# Stated goal:
Retype all of the entries word for word.

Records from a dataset

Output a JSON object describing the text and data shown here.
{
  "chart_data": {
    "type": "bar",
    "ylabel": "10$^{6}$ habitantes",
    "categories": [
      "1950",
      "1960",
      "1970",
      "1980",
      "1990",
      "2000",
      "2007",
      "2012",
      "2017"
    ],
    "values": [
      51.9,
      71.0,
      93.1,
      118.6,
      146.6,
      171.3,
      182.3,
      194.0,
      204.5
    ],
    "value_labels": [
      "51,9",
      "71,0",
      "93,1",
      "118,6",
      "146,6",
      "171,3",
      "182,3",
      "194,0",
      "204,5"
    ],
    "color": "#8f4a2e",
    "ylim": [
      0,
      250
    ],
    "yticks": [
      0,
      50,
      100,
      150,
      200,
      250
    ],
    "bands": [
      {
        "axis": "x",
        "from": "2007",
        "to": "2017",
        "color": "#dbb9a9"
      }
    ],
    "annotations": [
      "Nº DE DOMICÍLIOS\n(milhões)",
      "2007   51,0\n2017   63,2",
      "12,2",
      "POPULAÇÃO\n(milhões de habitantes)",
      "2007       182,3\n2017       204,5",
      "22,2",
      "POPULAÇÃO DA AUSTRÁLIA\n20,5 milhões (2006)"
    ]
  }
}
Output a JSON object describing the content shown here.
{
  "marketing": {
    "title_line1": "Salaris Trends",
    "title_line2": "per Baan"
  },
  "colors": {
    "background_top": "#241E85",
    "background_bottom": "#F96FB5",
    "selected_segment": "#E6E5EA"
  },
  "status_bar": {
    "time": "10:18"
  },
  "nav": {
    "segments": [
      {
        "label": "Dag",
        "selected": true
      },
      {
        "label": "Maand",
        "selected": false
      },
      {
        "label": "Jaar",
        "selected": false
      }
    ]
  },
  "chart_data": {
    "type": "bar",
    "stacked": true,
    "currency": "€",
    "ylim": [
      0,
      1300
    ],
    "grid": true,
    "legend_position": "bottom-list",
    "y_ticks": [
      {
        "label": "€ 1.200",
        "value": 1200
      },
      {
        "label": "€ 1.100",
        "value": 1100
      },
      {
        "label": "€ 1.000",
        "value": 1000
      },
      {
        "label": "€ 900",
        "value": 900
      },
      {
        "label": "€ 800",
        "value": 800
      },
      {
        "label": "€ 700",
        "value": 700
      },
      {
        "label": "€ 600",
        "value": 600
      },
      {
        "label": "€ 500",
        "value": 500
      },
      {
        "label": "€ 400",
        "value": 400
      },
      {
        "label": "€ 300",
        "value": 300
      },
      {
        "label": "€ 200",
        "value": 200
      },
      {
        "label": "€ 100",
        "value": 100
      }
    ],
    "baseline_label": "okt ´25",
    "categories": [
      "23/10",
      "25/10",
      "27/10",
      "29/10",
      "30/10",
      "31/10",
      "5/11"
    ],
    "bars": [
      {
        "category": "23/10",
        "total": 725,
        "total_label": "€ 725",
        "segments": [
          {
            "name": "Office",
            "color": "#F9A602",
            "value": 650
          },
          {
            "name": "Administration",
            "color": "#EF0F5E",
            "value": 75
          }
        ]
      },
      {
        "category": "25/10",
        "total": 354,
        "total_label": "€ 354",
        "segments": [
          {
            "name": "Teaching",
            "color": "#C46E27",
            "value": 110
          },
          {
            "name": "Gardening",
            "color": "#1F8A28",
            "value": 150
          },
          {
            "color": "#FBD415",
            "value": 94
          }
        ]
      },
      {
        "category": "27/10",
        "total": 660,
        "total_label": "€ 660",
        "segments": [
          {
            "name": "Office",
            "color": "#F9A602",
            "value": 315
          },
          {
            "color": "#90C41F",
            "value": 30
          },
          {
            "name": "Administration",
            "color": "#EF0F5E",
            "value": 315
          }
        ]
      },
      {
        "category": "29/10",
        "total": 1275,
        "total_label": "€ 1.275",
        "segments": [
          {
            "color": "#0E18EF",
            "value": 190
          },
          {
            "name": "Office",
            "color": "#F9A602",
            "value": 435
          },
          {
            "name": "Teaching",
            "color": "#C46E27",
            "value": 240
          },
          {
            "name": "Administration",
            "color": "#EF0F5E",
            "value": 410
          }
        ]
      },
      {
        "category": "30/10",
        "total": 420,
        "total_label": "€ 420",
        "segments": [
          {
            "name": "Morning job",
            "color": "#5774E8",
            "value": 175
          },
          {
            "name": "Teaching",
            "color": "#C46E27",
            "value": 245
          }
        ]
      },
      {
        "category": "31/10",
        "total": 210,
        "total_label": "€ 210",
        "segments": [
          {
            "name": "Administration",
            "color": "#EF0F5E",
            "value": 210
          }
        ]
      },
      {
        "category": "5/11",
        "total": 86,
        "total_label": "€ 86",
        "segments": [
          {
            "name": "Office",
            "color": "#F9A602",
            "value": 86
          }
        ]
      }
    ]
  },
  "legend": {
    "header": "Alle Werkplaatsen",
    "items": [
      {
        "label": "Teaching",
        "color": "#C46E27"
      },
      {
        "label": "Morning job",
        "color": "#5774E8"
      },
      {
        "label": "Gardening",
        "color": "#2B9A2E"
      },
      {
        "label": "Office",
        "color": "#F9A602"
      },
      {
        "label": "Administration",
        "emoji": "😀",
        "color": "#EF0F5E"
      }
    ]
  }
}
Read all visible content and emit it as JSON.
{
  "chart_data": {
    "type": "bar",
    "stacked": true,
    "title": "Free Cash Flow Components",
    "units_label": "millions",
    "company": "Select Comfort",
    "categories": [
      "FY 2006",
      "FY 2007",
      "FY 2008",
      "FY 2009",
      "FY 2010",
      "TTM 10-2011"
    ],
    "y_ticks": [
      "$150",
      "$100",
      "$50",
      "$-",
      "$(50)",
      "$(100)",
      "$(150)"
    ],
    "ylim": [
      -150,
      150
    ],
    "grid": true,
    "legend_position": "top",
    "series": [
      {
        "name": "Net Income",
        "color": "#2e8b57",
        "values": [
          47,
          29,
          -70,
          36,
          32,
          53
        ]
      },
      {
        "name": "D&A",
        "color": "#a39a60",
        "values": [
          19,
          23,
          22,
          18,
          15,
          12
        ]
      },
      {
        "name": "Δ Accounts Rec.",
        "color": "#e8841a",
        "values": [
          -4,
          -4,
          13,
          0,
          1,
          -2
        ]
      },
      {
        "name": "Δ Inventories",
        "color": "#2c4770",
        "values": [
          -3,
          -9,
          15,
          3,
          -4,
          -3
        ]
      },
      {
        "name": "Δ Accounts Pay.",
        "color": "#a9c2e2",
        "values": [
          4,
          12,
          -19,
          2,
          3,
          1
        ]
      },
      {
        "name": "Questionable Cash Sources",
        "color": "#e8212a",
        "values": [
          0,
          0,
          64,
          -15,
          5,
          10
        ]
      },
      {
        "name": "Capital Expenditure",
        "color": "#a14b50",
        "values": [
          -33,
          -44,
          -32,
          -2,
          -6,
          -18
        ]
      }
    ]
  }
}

# Task answer:
Output a JSON object describing the text and data shown here.
{
  "chart_data": {
    "type": "bar",
    "ylabel": "10$^{6}$ habitantes",
    "categories": [
      "1950",
      "1960",
      "1970",
      "1980",
      "1990",
      "2000",
      "2007",
      "2012",
      "2017"
    ],
    "values": [
      51.9,
      71.0,
      93.1,
      118.6,
      146.6,
      171.3,
      182.3,
      194.0,
      204.5
    ],
    "value_labels": [
      "51,9",
      "71,0",
      "93,1",
      "118,6",
      "146,6",
      "171,3",
      "182,3",
      "194,0",
      "204,5"
    ],
    "color": "#8f4a2e",
    "ylim": [
      0,
      250
    ],
    "yticks": [
      0,
      50,
      100,
      150,
      200,
      250
    ],
    "bands": [
      {
        "axis": "x",
        "from": "2007",
        "to": "2017",
        "color": "#dbb9a9"
      }
    ],
    "annotations": [
      "Nº DE DOMICÍLIOS\n(milhões)",
      "2007   51,0\n2017   63,2",
      "12,2",
      "POPULAÇÃO\n(milhões de habitantes)",
      "2007       182,3\n2017       204,5",
      "22,2",
      "POPULAÇÃO DA AUSTRÁLIA\n20,5 milhões (2006)"
    ]
  }
}
Output a JSON object describing the content shown here.
{
  "marketing": {
    "title_line1": "Salaris Trends",
    "title_line2": "per Baan"
  },
  "colors": {
    "background_top": "#241E85",
    "background_bottom": "#F96FB5",
    "selected_segment": "#E6E5EA"
  },
  "status_bar": {
    "time": "10:18"
  },
  "nav": {
    "segments": [
      {
        "label": "Dag",
        "selected": true
      },
      {
        "label": "Maand",
        "selected": false
      },
      {
        "label": "Jaar",
        "selected": false
      }
    ]
  },
  "chart_data": {
    "type": "bar",
    "stacked": true,
    "currency": "€",
    "ylim": [
      0,
      1300
    ],
    "grid": true,
    "legend_position": "bottom-list",
    "y_ticks": [
      {
        "label": "€ 1.200",
        "value": 1200
      },
      {
        "label": "€ 1.100",
        "value": 1100
      },
      {
        "label": "€ 1.000",
        "value": 1000
      },
      {
        "label": "€ 900",
        "value": 900
      },
      {
        "label": "€ 800",
        "value": 800
      },
      {
        "label": "€ 700",
        "value": 700
      },
      {
        "label": "€ 600",
        "value": 600
      },
      {
        "label": "€ 500",
        "value": 500
      },
      {
        "label": "€ 400",
        "value": 400
      },
      {
        "label": "€ 300",
        "value": 300
      },
      {
        "label": "€ 200",
        "value": 200
      },
      {
        "label": "€ 100",
        "value": 100
      }
    ],
    "baseline_label": "okt ´25",
    "categories": [
      "23/10",
      "25/10",
      "27/10",
      "29/10",
      "30/10",
      "31/10",
      "5/11"
    ],
    "bars": [
      {
        "category": "23/10",
        "total": 725,
        "total_label": "€ 725",
        "segments": [
          {
            "name": "Office",
            "color": "#F9A602",
            "value": 650
          },
          {
            "name": "Administration",
            "color": "#EF0F5E",
            "value": 75
          }
        ]
      },
      {
        "category": "25/10",
        "total": 354,
        "total_label": "€ 354",
        "segments": [
          {
            "name": "Teaching",
            "color": "#C46E27",
            "value": 110
          },
          {
            "name": "Gardening",
            "color": "#1F8A28",
            "value": 150
          },
          {
            "color": "#FBD415",
            "value": 94
          }
        ]
      },
      {
        "category": "27/10",
        "total": 660,
        "total_label": "€ 660",
        "segments": [
          {
            "name": "Office",
            "color": "#F9A602",
            "value": 315
          },
          {
            "color": "#90C41F",
            "value": 30
          },
          {
            "name": "Administration",
            "color": "#EF0F5E",
            "value": 315
          }
        ]
      },
      {
        "category": "29/10",
        "total": 1275,
        "total_label": "€ 1.275",
        "segments": [
          {
            "color": "#0E18EF",
            "value": 190
          },
          {
            "name": "Office",
            "color": "#F9A602",
            "value": 435
          },
          {
            "name": "Teaching",
            "color": "#C46E27",
            "value": 240
          },
          {
            "name": "Administration",
            "color": "#EF0F5E",
            "value": 410
          }
        ]
      },
      {
        "category": "30/10",
        "total": 420,
        "total_label": "€ 420",
        "segments": [
          {
            "name": "Morning job",
            "color": "#5774E8",
            "value": 175
          },
          {
            "name": "Teaching",
            "color": "#C46E27",
            "value": 245
          }
        ]
      },
      {
        "category": "31/10",
        "total": 210,
        "total_label": "€ 210",
        "segments": [
          {
            "name": "Administration",
            "color": "#EF0F5E",
            "value": 210
          }
        ]
      },
      {
        "category": "5/11",
        "total": 86,
        "total_label": "€ 86",
        "segments": [
          {
            "name": "Office",
            "color": "#F9A602",
            "value": 86
          }
        ]
      }
    ]
  },
  "legend": {
    "header": "Alle Werkplaatsen",
    "items": [
      {
        "label": "Teaching",
        "color": "#C46E27"
      },
      {
        "label": "Morning job",
        "color": "#5774E8"
      },
      {
        "label": "Gardening",
        "color": "#2B9A2E"
      },
      {
        "label": "Office",
        "color": "#F9A602"
      },
      {
        "label": "Administration",
        "emoji": "😀",
        "color": "#EF0F5E"
      }
    ]
  }
}
Read all visible content and emit it as JSON.
{
  "chart_data": {
    "type": "bar",
    "stacked": true,
    "title": "Free Cash Flow Components",
    "units_label": "millions",
    "company": "Select Comfort",
    "categories": [
      "FY 2006",
      "FY 2007",
      "FY 2008",
      "FY 2009",
      "FY 2010",
      "TTM 10-2011"
    ],
    "y_ticks": [
      "$150",
      "$100",
      "$50",
      "$-",
      "$(50)",
      "$(100)",
      "$(150)"
    ],
    "ylim": [
      -150,
      150
    ],
    "grid": true,
    "legend_position": "top",
    "series": [
      {
        "name": "Net Income",
        "color": "#2e8b57",
        "values": [
          47,
          29,
          -70,
          36,
          32,
          53
        ]
      },
      {
        "name": "D&A",
        "color": "#a39a60",
        "values": [
          19,
          23,
          22,
          18,
          15,
          12
        ]
      },
      {
        "name": "Δ Accounts Rec.",
        "color": "#e8841a",
        "values": [
          -4,
          -4,
          13,
          0,
          1,
          -2
        ]
      },
      {
        "name": "Δ Inventories",
        "color": "#2c4770",
        "values": [
          -3,
          -9,
          15,
          3,
          -4,
          -3
        ]
      },
      {
        "name": "Δ Accounts Pay.",
        "color": "#a9c2e2",
        "values": [
          4,
          12,
          -19,
          2,
          3,
          1
        ]
      },
      {
        "name": "Questionable Cash Sources",
        "color": "#e8212a",
        "values": [
          0,
          0,
          64,
          -15,
          5,
          10
        ]
      },
      {
        "name": "Capital Expenditure",
        "color": "#a14b50",
        "values": [
          -33,
          -44,
          -32,
          -2,
          -6,
          -18
        ]
      }
    ]
  }
}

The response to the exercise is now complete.